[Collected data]
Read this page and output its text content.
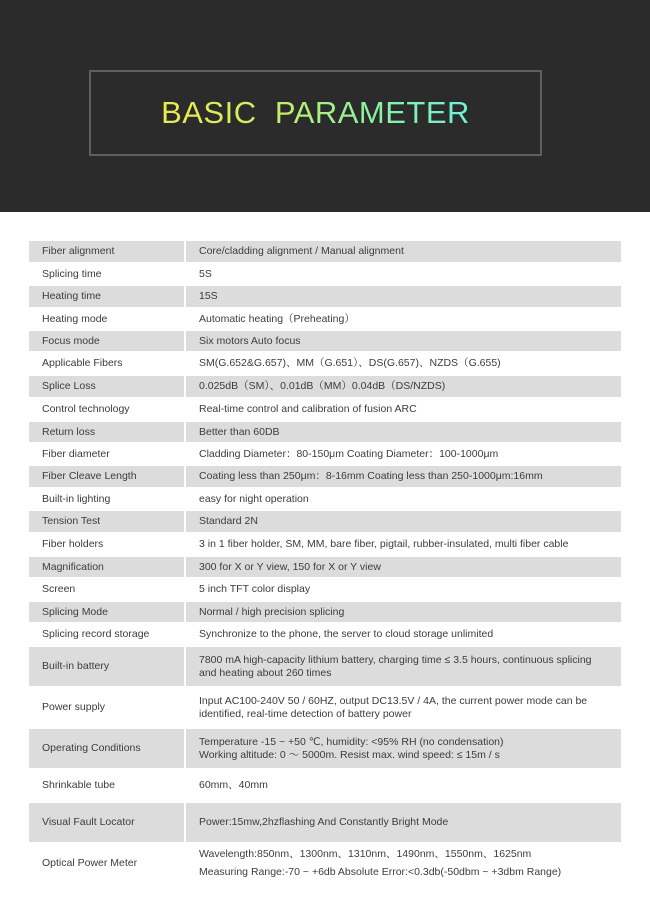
BASIC  PARAMETER
Fiber alignment	Core/cladding alignment / Manual alignment

Splicing time	5S

Heating time	15S

Heating mode	Automatic heating（Preheating）

Focus mode	Six motors Auto focus

Applicable Fibers	SM(G.652&G.657)、MM（G.651）、DS(G.657)、NZDS（G.655)

Splice Loss	0.025dB（SM）、0.01dB（MM）0.04dB（DS/NZDS)

Control technology	Real-time control and calibration of fusion ARC

Return loss	Better than 60DB

Fiber diameter	Cladding Diameter：80-150μm Coating Diameter：100-1000μm

Fiber Cleave Length	Coating less than 250μm：8-16mm Coating less than 250-1000μm:16mm

Built-in lighting	easy for night operation

Tension Test	Standard 2N

Fiber holders	3 in 1 fiber holder, SM, MM, bare fiber, pigtail, rubber-insulated, multi fiber cable

Magnification	300 for X or Y view, 150 for X or Y view

Screen	5 inch TFT color display

Splicing Mode	Normal / high precision splicing

Splicing record storage	Synchronize to the phone, the server to cloud storage unlimited

Built-in battery	7800 mA high-capacity lithium battery, charging time ≤ 3.5 hours, continuous splicing
and heating about 260 times

Power supply	Input AC100-240V 50 / 60HZ, output DC13.5V / 4A, the current power mode can be
identified, real-time detection of battery power

Operating Conditions	Temperature -15 ~ +50 ℃, humidity: <95% RH (no condensation)
Working altitude: 0 ～ 5000m. Resist max. wind speed: ≤ 15m / s

Shrinkable tube	60mm、40mm

Visual Fault Locator	Power:15mw,2hzflashing And Constantly Bright Mode

Optical Power Meter	Wavelength:850nm、1300nm、1310nm、1490nm、1550nm、1625nm
Measuring Range:-70 ~ +6db Absolute Error:<0.3db(-50dbm ~ +3dbm Range)
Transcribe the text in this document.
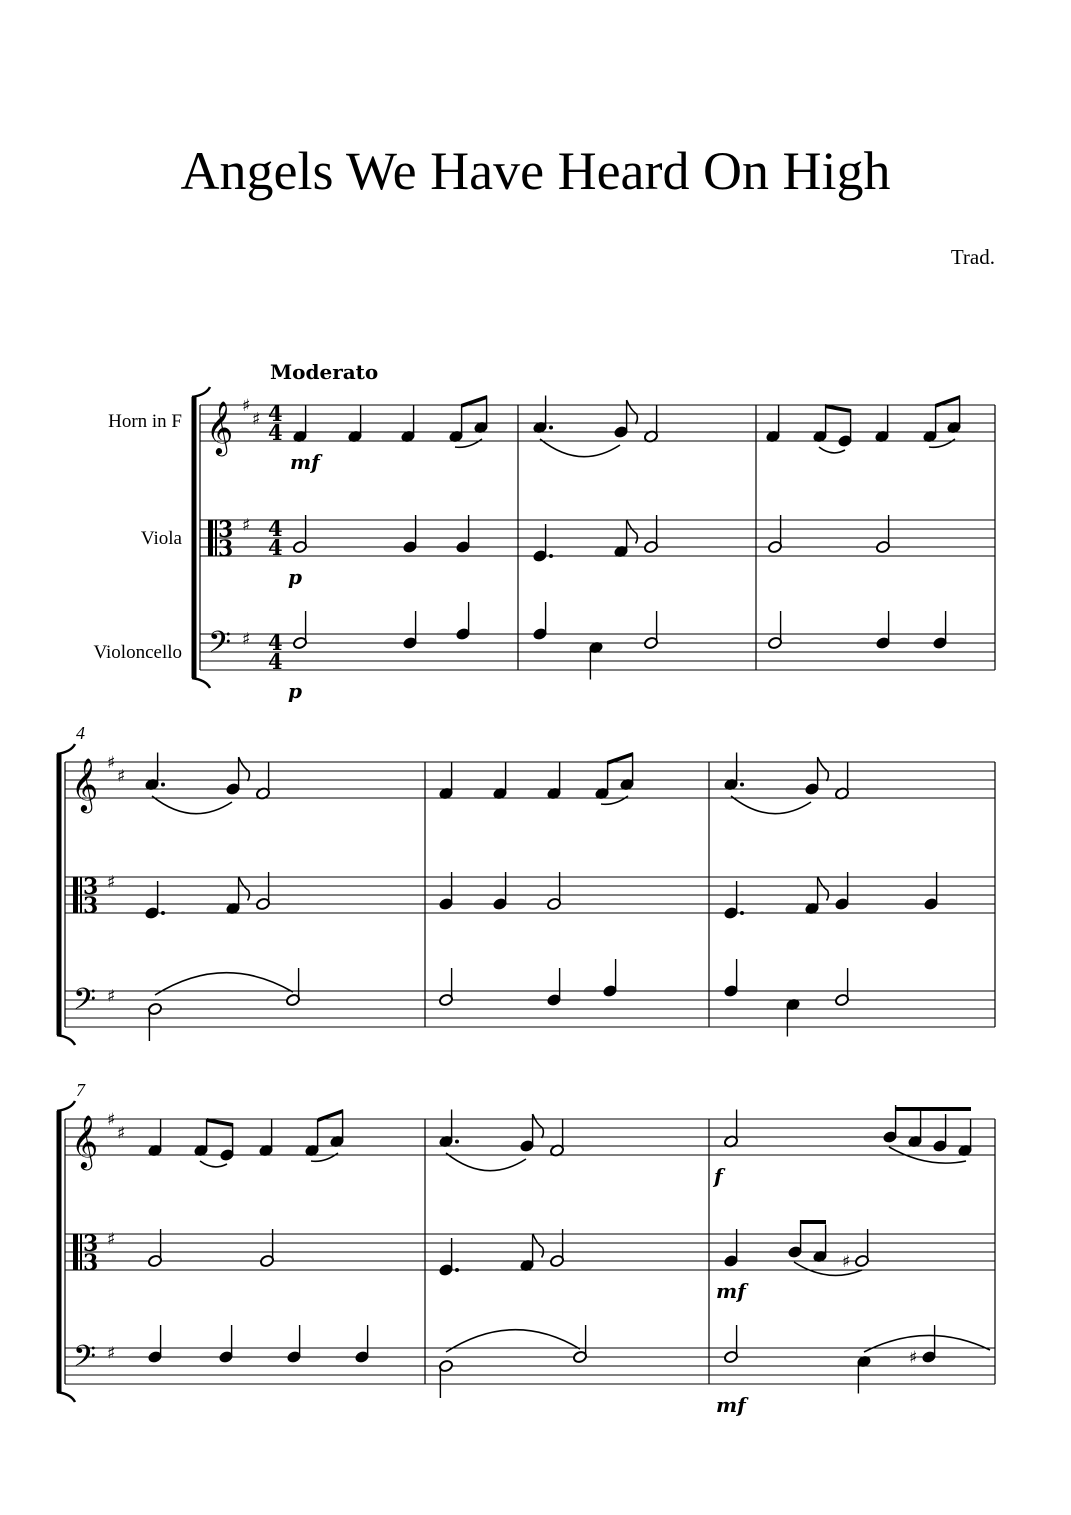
Angels We Have Heard On High
Trad.
Moderato
Horn in F
Viola
Violoncello
4
7
𝄞
3
3
𝄢
♯
♯
♯
♯
4
4
4
4
4
4
𝄞
3
3
𝄢
♯
♯
♯
♯
𝄞
3
3
𝄢
♯
♯
♯
♯
mf
p
p
f
♯
mf
♯
mf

#### [What you should do]
Within the listing above, find every line containing the string "NZDS" and return it.

#### [Solution]
Applicable Fibers	SM(G.652&G.657)、MM（G.651）、DS(G.657)、NZDS（G.655)
Splice Loss	0.025dB（SM）、0.01dB（MM）0.04dB（DS/NZDS)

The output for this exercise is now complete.